### ACTION ITEM:
Locate each line in the records containing "functions". Copy it.

#####

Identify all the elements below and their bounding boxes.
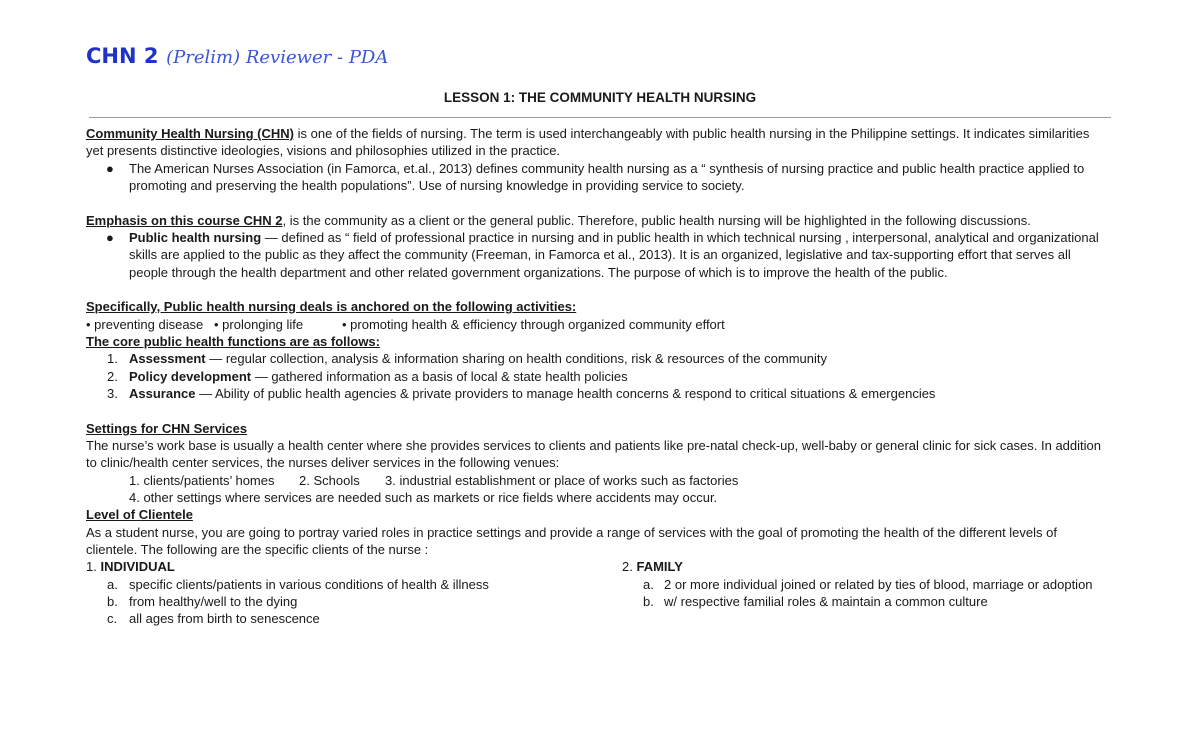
core-desc-3: — Ability of public health agencies & private providers to manage health concerns & respond to critical situations & emergencies	[195, 386, 936, 401]
core-term-1: Assessment	[129, 351, 206, 366]
family-letter-b: b.	[643, 594, 654, 609]
venue-2: 2. Schools	[299, 473, 360, 488]
family-item-a: 2 or more individual joined or related by ties of blood, marriage or adoption	[664, 577, 1093, 592]
clientele-heading	[86, 506, 193, 523]
family-label: FAMILY	[636, 559, 683, 574]
family-num: 2.	[622, 559, 633, 574]
clientele-line-2: clientele. The following are the specific clients of the nurse :	[86, 542, 429, 557]
chn-term: Community Health Nursing (CHN)	[86, 126, 294, 141]
bullet-dot-icon: ●	[106, 230, 114, 245]
individual-label: INDIVIDUAL	[100, 559, 175, 574]
core-desc-1: — regular collection, analysis & information sharing on health conditions, risk & resources of the community	[205, 351, 828, 366]
emphasis-line-1	[86, 212, 1031, 229]
family-letter-a: a.	[643, 577, 654, 592]
bullet-dot-icon: ●	[106, 161, 114, 176]
phn-bullet-line-1	[129, 229, 1099, 246]
settings-line-1: The nurse’s work base is usually a health center where she provides services to clients and patients like pre-natal check-up, well-baby or general clinic for sick cases. In addition	[86, 438, 1101, 453]
core-desc-2: — gathered information as a basis of local & state health policies	[251, 369, 628, 384]
activity-item-1: • preventing disease	[86, 317, 204, 332]
individual-letter-a: a.	[107, 577, 118, 592]
family-item-b: w/ respective familial roles & maintain a common culture	[664, 594, 988, 609]
title-subtitle: (Prelim) Reviewer - PDA	[166, 47, 389, 68]
horizontal-divider	[89, 117, 1111, 118]
settings-heading-text: Settings for CHN Services	[86, 421, 248, 436]
core-item-3	[129, 385, 935, 402]
intro-line-2: yet presents distinctive ideologies, visions and philosophies utilized in the practice.	[86, 143, 561, 158]
venue-4: 4. other settings where services are needed such as markets or rice fields where accidents may occur.	[129, 490, 718, 505]
activities-heading-text: Specifically, Public health nursing deals is anchored on the following activities:	[86, 299, 577, 314]
phn-text-1: — defined as “ field of professional practice in nursing and in public health in which technical nursing , interpersonal, analytical and organizational	[261, 230, 1099, 245]
venue-3: 3. industrial establishment or place of works such as factories	[385, 473, 739, 488]
activity-item-2: • prolonging life	[214, 317, 304, 332]
venue-1: 1. clients/patients’ homes	[129, 473, 275, 488]
core-num-1: 1.	[107, 351, 118, 366]
document-title	[86, 44, 388, 68]
individual-heading	[86, 558, 175, 575]
settings-line-2: to clinic/health center services, the nurses deliver services in the following venues:	[86, 455, 560, 470]
emphasis-term: Emphasis on this course CHN 2	[86, 213, 283, 228]
individual-letter-b: b.	[107, 594, 118, 609]
core-num-2: 2.	[107, 369, 118, 384]
individual-item-a: specific clients/patients in various conditions of health & illness	[129, 577, 489, 592]
family-heading	[622, 558, 683, 575]
core-item-1	[129, 350, 827, 367]
core-heading	[86, 333, 380, 350]
intro-text-1: is one of the fields of nursing. The term is used interchangeably with public health nursing in the Philippine settings. It indicates similarities	[294, 126, 1090, 141]
individual-num: 1.	[86, 559, 97, 574]
intro-line-1	[86, 125, 1089, 142]
core-term-3: Assurance	[129, 386, 196, 401]
ana-bullet-line-1: The American Nurses Association (in Famorca, et.al., 2013) defines community health nursing as a “ synthesis of nursing practice and public health practice applied to	[129, 161, 1085, 176]
core-term-2: Policy development	[129, 369, 252, 384]
core-num-3: 3.	[107, 386, 118, 401]
activities-heading	[86, 298, 576, 315]
core-heading-text: The core public health functions are as follows:	[86, 334, 380, 349]
emphasis-text: , is the community as a client or the general public. Therefore, public health nursing will be highlighted in the following discussions.	[282, 213, 1031, 228]
phn-term: Public health nursing	[129, 230, 262, 245]
clientele-line-1: As a student nurse, you are going to portray varied roles in practice settings and provide a range of services with the goal of promoting the health of the different levels of	[86, 525, 1057, 540]
individual-letter-c: c.	[107, 611, 118, 626]
lesson-heading: LESSON 1: THE COMMUNITY HEALTH NURSING	[443, 90, 757, 105]
clientele-heading-text: Level of Clientele	[86, 507, 193, 522]
individual-item-b: from healthy/well to the dying	[129, 594, 298, 609]
settings-heading	[86, 420, 247, 437]
phn-bullet-line-3: people through the health department and other related government organizations. The purpose of which is to improve the health of the public.	[129, 265, 948, 280]
activity-item-3: • promoting health & efficiency through organized community effort	[342, 317, 725, 332]
individual-item-c: all ages from birth to senescence	[129, 611, 320, 626]
ana-bullet-line-2: promoting and preserving the health populations”. Use of nursing knowledge in providing service to society.	[129, 178, 745, 193]
core-item-2	[129, 368, 628, 385]
phn-bullet-line-2: skills are applied to the public as they affect the community (Freeman, in Famorca et al., 2013). It is an organized, legislative and tax-supporting effort that serves all	[129, 247, 1071, 262]
title-main: CHN 2	[86, 44, 159, 68]
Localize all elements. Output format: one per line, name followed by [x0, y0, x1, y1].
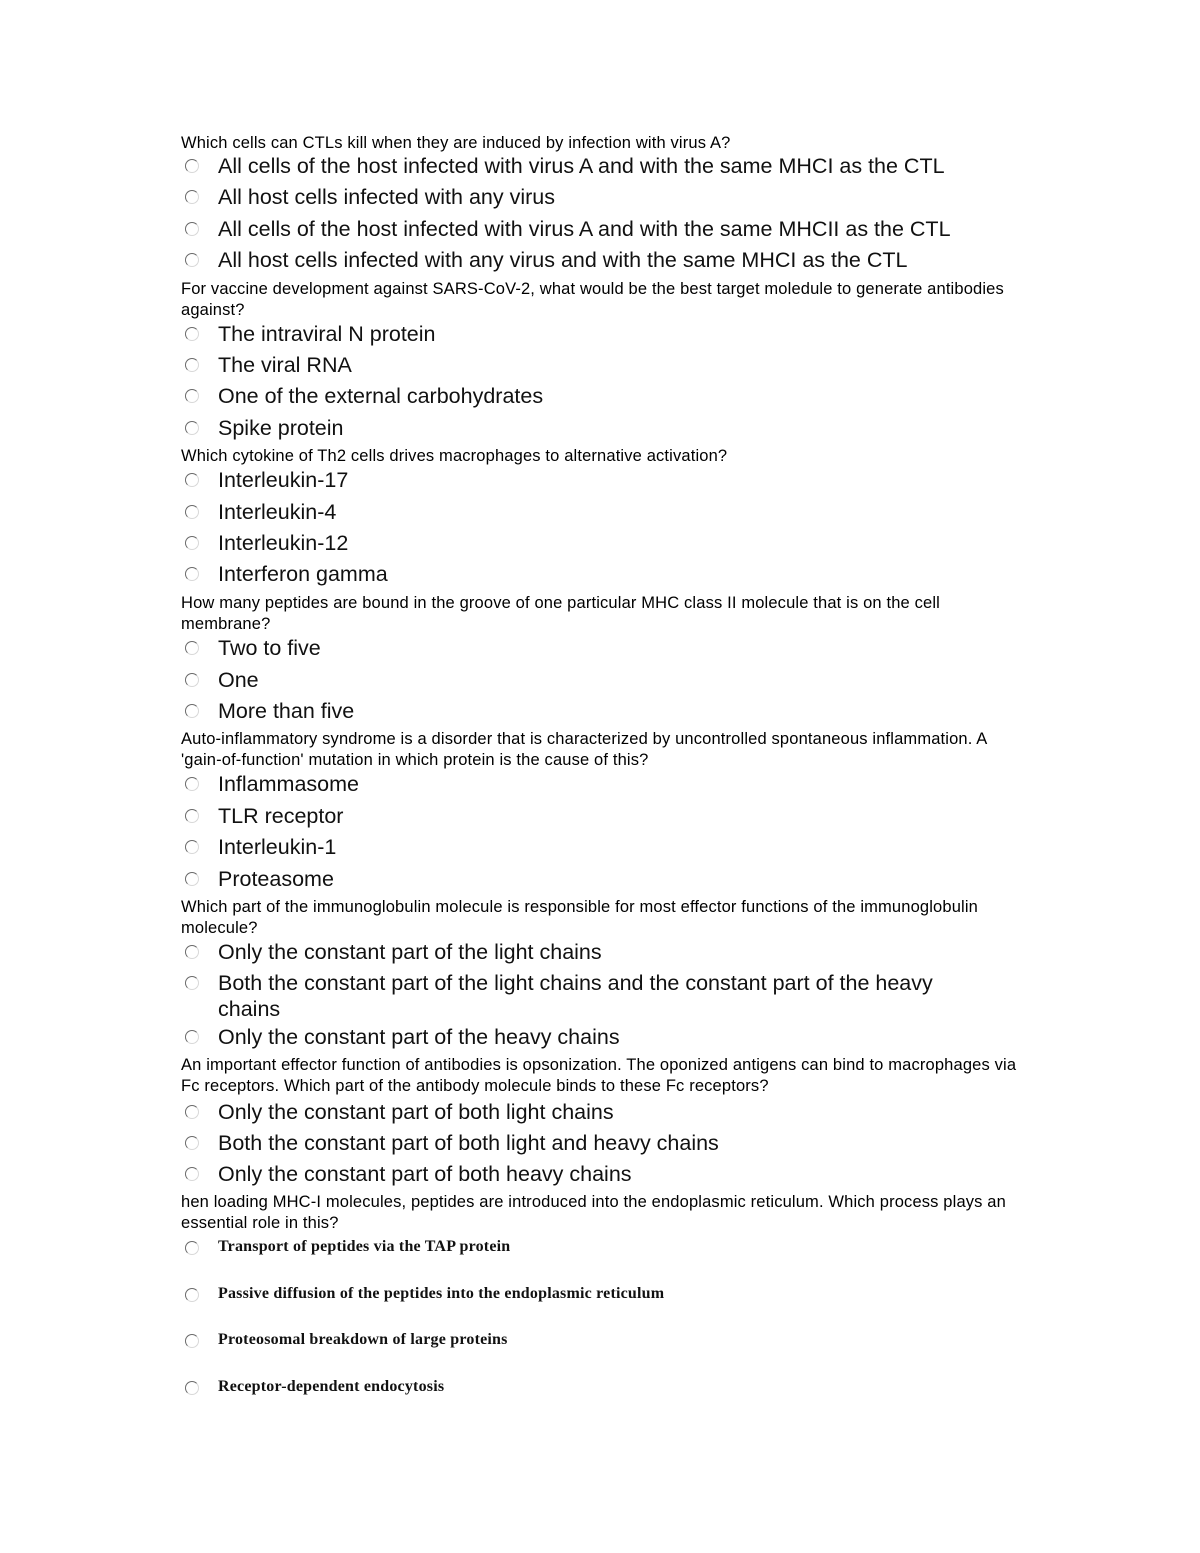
answer-option[interactable]	[183, 153, 983, 179]
option-label: Only the constant part of the light chains	[218, 940, 602, 964]
option-label: Interleukin-17	[218, 468, 349, 492]
option-label: The intraviral N protein	[218, 322, 436, 346]
answer-option[interactable]	[183, 1024, 983, 1050]
radio-button-icon[interactable]	[185, 1136, 199, 1150]
question-text: Which cytokine of Th2 cells drives macrophages to alternative activation?	[181, 447, 728, 465]
answer-option[interactable]	[183, 216, 983, 242]
option-label: Receptor-dependent endocytosis	[218, 1378, 445, 1395]
radio-button-icon[interactable]	[185, 1030, 199, 1044]
answer-option[interactable]	[183, 803, 983, 829]
answer-option[interactable]	[183, 247, 983, 273]
option-label: All host cells infected with any virus	[218, 185, 555, 209]
radio-button-icon[interactable]	[185, 704, 199, 718]
answer-option[interactable]	[183, 771, 983, 797]
radio-button-icon[interactable]	[185, 673, 199, 687]
radio-button-icon[interactable]	[185, 473, 199, 487]
answer-option[interactable]	[183, 1236, 983, 1258]
option-label: Two to five	[218, 636, 321, 660]
answer-option[interactable]	[183, 1161, 983, 1187]
option-label: Both the constant part of the light chains and the constant part of the heavy chains	[218, 971, 933, 1021]
answer-option[interactable]	[183, 383, 983, 409]
radio-button-icon[interactable]	[185, 872, 199, 886]
option-label: Proteasome	[218, 867, 334, 891]
radio-button-icon[interactable]	[185, 567, 199, 581]
radio-button-icon[interactable]	[185, 641, 199, 655]
option-label: Both the constant part of both light and heavy chains	[218, 1131, 719, 1155]
question-text: Auto-inflammatory syndrome is a disorder that is characterized by uncontrolled spontaneous inflammation. A 'gain-of-function' mutation in which protein is the cause of this?	[181, 730, 987, 769]
answer-option[interactable]	[183, 970, 973, 1022]
radio-button-icon[interactable]	[185, 1105, 199, 1119]
option-label: Interleukin-1	[218, 835, 337, 859]
radio-button-icon[interactable]	[185, 536, 199, 550]
answer-option[interactable]	[183, 939, 983, 965]
answer-option[interactable]	[183, 1329, 983, 1351]
answer-option[interactable]	[183, 866, 983, 892]
option-label: All host cells infected with any virus and with the same MHCI as the CTL	[218, 248, 908, 272]
option-label: More than five	[218, 699, 355, 723]
answer-option[interactable]	[183, 530, 983, 556]
option-label: Spike protein	[218, 416, 344, 440]
answer-option[interactable]	[183, 467, 983, 493]
option-label: One of the external carbohydrates	[218, 384, 544, 408]
radio-button-icon[interactable]	[185, 505, 199, 519]
answer-option[interactable]	[183, 698, 983, 724]
option-label: Only the constant part of the heavy chains	[218, 1025, 620, 1049]
question-text: An important effector function of antibodies is opsonization. The oponized antigens can bind to macrophages via Fc receptors. Which part of the antibody molecule binds to these Fc receptors?	[181, 1056, 1017, 1095]
option-label: Passive diffusion of the peptides into the endoplasmic reticulum	[218, 1285, 665, 1302]
radio-button-icon[interactable]	[185, 389, 199, 403]
option-label: Interferon gamma	[218, 562, 388, 586]
radio-button-icon[interactable]	[185, 1167, 199, 1181]
radio-button-icon[interactable]	[185, 1381, 199, 1395]
answer-option[interactable]	[183, 321, 983, 347]
radio-button-icon[interactable]	[185, 358, 199, 372]
radio-button-icon[interactable]	[185, 190, 199, 204]
radio-button-icon[interactable]	[185, 1241, 199, 1255]
option-label: Only the constant part of both light chains	[218, 1100, 614, 1124]
answer-option[interactable]	[183, 499, 983, 525]
option-label: Inflammasome	[218, 772, 359, 796]
radio-button-icon[interactable]	[185, 222, 199, 236]
answer-option[interactable]	[183, 635, 983, 661]
option-label: Only the constant part of both heavy chains	[218, 1162, 632, 1186]
radio-button-icon[interactable]	[185, 777, 199, 791]
radio-button-icon[interactable]	[185, 159, 199, 173]
radio-button-icon[interactable]	[185, 327, 199, 341]
answer-option[interactable]	[183, 1130, 983, 1156]
answer-option[interactable]	[183, 1099, 983, 1125]
radio-button-icon[interactable]	[185, 840, 199, 854]
radio-button-icon[interactable]	[185, 809, 199, 823]
answer-option[interactable]	[183, 352, 983, 378]
radio-button-icon[interactable]	[185, 253, 199, 267]
answer-option[interactable]	[183, 667, 983, 693]
radio-button-icon[interactable]	[185, 976, 199, 990]
answer-option[interactable]	[183, 834, 983, 860]
radio-button-icon[interactable]	[185, 1334, 199, 1348]
radio-button-icon[interactable]	[185, 421, 199, 435]
option-label: One	[218, 668, 259, 692]
answer-option[interactable]	[183, 561, 983, 587]
question-text: How many peptides are bound in the groove of one particular MHC class II molecule that is on the cell membrane?	[181, 594, 940, 633]
question-text: Which cells can CTLs kill when they are induced by infection with virus A?	[181, 134, 731, 152]
question-text: hen loading MHC-I molecules, peptides are introduced into the endoplasmic reticulum. Which process plays an essential role in this?	[181, 1193, 1006, 1232]
option-label: Proteosomal breakdown of large proteins	[218, 1331, 508, 1348]
option-label: All cells of the host infected with virus A and with the same MHCI as the CTL	[218, 154, 945, 178]
radio-button-icon[interactable]	[185, 1288, 199, 1302]
answer-option[interactable]	[183, 184, 983, 210]
answer-option[interactable]	[183, 415, 983, 441]
option-label: The viral RNA	[218, 353, 352, 377]
option-label: Transport of peptides via the TAP protein	[218, 1238, 511, 1255]
radio-button-icon[interactable]	[185, 945, 199, 959]
option-label: TLR receptor	[218, 804, 344, 828]
question-text: For vaccine development against SARS-CoV-2, what would be the best target moledule to generate antibodies against?	[181, 280, 1004, 319]
option-label: Interleukin-12	[218, 531, 349, 555]
answer-option[interactable]	[183, 1376, 983, 1398]
option-label: Interleukin-4	[218, 500, 337, 524]
answer-option[interactable]	[183, 1283, 983, 1305]
question-text: Which part of the immunoglobulin molecule is responsible for most effector functions of the immunoglobulin molecule?	[181, 898, 978, 937]
option-label: All cells of the host infected with virus A and with the same MHCII as the CTL	[218, 217, 951, 241]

#####

### EXERCISE OUTPUT:
core-heading-text: The core public health functions are as follows:	[86, 334, 380, 349]
question-text: Which part of the immunoglobulin molecule is responsible for most effector functions of the immunoglobulin molecule?	[181, 898, 978, 937]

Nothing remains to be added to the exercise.